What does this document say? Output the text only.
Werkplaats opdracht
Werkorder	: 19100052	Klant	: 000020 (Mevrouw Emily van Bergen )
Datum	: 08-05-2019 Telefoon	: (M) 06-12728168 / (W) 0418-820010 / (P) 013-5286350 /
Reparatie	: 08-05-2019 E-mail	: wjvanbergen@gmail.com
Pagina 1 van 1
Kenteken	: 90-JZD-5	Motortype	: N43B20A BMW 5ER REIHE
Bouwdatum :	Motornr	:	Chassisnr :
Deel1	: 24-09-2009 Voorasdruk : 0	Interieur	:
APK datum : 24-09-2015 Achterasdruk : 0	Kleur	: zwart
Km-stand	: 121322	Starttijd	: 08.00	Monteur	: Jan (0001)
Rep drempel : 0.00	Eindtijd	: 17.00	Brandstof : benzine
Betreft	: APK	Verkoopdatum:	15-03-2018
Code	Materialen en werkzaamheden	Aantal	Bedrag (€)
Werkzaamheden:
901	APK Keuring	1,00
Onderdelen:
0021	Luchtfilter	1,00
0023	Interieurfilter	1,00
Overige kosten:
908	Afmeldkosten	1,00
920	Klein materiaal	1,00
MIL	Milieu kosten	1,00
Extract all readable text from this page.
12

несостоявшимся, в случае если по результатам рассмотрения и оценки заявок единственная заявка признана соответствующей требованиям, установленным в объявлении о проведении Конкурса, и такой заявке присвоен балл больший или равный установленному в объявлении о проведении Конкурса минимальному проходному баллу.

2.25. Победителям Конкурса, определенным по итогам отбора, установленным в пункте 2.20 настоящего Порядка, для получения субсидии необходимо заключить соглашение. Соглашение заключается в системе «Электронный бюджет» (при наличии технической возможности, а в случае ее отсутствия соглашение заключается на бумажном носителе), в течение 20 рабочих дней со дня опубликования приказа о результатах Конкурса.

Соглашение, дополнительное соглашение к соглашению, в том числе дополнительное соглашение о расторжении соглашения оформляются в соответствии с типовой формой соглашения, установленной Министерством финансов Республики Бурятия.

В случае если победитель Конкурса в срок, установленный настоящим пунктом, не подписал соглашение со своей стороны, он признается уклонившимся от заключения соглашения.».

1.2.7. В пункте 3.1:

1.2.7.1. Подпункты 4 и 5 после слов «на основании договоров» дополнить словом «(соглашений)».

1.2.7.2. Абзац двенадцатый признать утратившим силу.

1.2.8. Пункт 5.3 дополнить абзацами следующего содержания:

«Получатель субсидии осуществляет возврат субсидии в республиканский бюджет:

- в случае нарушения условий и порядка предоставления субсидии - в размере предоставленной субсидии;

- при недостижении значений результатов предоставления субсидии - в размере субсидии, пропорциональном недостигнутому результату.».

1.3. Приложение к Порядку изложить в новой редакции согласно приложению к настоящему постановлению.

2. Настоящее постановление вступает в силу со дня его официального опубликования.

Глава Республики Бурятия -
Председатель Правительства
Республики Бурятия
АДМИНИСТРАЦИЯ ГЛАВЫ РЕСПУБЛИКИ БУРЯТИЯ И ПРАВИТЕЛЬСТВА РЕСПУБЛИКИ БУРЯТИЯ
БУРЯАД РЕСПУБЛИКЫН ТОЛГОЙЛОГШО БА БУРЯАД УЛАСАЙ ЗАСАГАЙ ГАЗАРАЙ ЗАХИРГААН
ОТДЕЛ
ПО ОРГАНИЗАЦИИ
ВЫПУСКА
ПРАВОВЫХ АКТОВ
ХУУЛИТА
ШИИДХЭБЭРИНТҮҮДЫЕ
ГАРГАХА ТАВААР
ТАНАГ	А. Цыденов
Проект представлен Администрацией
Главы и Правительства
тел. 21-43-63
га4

•••••

**TASK REQUIREMENTS:** Identify every line where the string "размере" appears.

**TASK RESPONSE:**
- в случае нарушения условий и порядка предоставления субсидии - в размере предоставленной субсидии;
- при недостижении значений результатов предоставления субсидии - в размере субсидии, пропорциональном недостигнутому результату.».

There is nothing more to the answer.